Where a line contains the word "นายกร", copy that line.

________________

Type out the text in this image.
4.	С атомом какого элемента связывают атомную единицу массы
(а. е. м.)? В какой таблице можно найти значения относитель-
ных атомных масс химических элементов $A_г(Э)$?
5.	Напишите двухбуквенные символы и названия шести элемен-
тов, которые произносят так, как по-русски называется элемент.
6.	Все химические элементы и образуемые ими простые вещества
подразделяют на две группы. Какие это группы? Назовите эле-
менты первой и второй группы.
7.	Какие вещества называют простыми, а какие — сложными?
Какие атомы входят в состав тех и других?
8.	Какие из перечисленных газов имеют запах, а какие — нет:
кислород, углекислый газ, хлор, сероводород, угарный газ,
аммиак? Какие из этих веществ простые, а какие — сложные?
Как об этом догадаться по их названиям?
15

________________

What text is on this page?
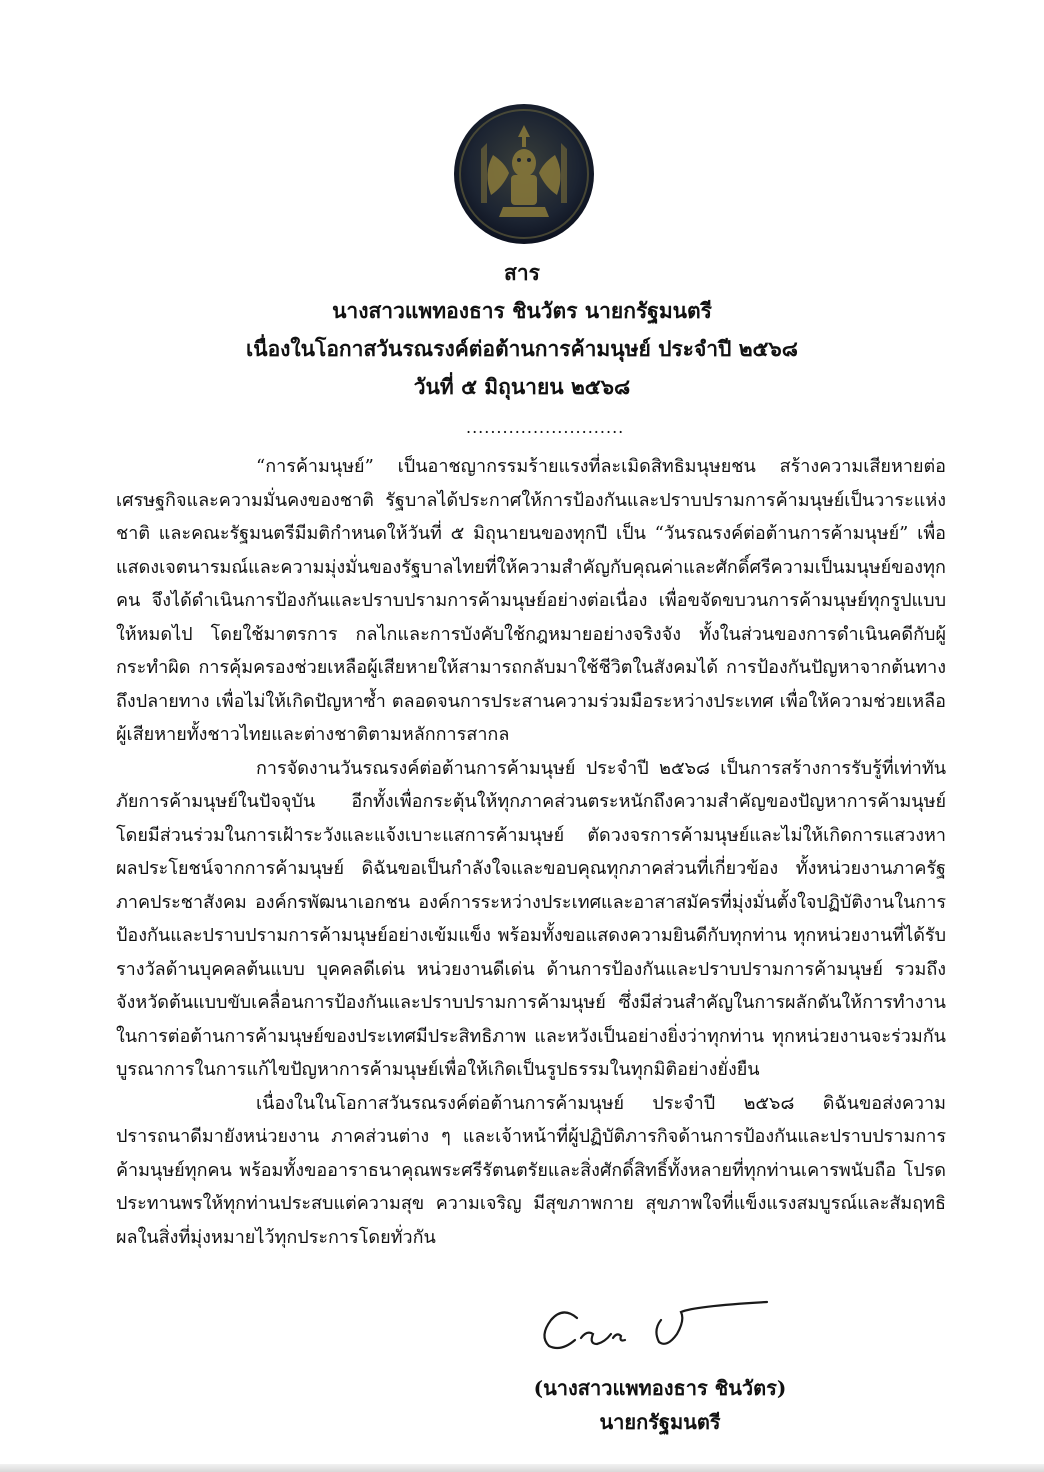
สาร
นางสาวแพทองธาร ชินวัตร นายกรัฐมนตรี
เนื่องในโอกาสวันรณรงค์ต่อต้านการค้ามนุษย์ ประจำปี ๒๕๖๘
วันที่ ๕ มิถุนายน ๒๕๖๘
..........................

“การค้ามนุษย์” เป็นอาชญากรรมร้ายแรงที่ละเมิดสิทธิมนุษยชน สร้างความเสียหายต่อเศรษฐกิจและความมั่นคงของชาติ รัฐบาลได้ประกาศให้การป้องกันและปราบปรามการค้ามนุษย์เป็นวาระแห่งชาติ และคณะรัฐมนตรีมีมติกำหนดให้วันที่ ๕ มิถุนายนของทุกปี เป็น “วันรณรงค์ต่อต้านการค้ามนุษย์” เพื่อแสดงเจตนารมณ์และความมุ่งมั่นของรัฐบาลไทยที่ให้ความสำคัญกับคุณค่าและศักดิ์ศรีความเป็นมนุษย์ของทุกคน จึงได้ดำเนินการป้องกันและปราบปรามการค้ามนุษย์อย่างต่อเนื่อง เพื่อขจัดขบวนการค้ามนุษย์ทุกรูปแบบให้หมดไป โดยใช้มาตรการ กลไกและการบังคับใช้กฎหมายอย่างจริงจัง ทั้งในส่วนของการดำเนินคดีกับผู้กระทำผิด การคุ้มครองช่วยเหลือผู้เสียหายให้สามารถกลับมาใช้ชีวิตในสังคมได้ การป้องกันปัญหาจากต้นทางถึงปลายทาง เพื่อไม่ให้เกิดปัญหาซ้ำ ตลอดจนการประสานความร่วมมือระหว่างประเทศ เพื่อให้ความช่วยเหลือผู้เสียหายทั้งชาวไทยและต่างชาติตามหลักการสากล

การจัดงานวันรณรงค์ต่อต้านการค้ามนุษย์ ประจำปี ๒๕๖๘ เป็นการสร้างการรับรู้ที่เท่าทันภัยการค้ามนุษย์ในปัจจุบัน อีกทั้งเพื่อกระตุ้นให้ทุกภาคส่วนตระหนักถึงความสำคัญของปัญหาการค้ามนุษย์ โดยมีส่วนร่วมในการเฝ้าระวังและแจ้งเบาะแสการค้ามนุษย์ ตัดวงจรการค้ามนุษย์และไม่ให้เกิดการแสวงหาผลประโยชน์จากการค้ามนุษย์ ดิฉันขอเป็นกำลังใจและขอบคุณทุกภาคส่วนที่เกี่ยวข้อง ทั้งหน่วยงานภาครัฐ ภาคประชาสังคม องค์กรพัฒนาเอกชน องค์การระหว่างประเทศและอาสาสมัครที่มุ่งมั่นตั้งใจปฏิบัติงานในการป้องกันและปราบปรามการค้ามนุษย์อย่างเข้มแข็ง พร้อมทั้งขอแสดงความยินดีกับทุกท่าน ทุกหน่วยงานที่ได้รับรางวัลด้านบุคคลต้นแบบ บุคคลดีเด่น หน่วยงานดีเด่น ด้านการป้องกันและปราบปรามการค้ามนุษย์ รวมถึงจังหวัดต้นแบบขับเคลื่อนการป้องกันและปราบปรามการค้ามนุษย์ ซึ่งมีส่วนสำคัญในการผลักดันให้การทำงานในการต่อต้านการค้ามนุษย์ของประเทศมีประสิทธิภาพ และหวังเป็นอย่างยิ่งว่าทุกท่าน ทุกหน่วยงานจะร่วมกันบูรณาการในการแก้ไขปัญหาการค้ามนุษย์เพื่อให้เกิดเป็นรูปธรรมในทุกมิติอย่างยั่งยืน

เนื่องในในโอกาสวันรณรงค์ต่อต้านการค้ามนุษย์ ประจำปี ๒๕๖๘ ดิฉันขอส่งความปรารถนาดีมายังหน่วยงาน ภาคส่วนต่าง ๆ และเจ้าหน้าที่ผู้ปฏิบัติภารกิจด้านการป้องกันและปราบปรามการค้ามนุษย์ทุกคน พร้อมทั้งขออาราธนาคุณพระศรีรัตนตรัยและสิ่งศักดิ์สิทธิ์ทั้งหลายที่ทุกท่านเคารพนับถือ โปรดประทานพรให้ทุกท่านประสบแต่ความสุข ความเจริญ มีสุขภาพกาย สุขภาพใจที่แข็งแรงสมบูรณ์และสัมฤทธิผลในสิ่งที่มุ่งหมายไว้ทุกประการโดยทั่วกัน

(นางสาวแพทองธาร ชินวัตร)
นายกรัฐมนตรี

________________

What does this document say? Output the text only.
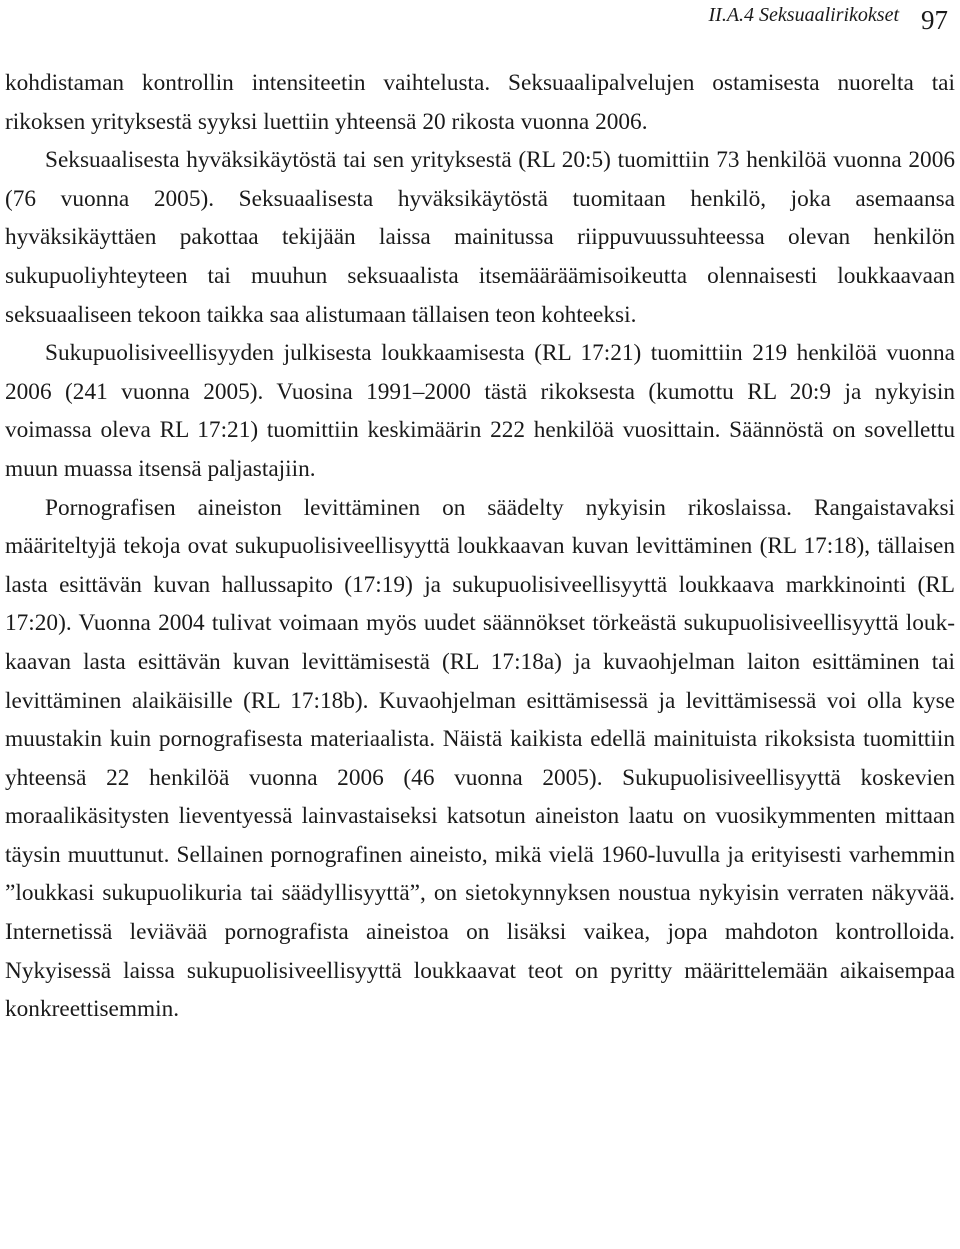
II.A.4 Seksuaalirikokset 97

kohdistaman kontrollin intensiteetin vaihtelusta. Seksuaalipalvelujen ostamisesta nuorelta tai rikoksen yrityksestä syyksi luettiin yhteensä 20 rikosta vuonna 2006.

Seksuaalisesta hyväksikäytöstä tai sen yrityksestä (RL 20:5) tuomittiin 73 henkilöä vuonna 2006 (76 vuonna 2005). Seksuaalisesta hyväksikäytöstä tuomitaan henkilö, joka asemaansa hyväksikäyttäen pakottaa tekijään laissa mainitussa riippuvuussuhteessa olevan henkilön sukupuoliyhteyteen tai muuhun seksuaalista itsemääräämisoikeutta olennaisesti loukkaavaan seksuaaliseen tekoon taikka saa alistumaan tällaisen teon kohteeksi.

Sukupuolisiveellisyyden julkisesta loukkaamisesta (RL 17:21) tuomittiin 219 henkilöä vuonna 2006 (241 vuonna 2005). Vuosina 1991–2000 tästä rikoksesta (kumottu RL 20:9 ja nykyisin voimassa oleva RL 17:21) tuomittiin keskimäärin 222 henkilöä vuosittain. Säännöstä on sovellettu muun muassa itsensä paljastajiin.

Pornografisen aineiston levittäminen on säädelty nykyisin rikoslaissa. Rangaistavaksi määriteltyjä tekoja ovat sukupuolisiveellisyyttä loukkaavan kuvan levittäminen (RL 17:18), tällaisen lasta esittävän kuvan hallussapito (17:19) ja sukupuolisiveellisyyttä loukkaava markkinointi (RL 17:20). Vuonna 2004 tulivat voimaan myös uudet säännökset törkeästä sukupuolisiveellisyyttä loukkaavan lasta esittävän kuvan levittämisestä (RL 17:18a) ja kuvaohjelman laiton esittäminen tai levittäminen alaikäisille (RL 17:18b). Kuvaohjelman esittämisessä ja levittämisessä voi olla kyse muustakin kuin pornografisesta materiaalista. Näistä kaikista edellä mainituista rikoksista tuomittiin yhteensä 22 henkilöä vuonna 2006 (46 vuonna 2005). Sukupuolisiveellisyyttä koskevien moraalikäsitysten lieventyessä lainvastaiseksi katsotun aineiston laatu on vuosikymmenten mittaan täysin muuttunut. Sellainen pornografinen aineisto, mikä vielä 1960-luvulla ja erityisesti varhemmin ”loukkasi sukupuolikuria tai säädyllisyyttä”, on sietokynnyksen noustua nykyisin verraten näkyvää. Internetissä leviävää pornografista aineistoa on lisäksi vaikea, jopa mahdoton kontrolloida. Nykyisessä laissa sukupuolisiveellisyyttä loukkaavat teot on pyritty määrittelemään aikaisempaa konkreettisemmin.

________________

- Completed exercise:
นางสาวแพทองธาร ชินวัตร นายกรัฐมนตรี
นายกรัฐมนตรี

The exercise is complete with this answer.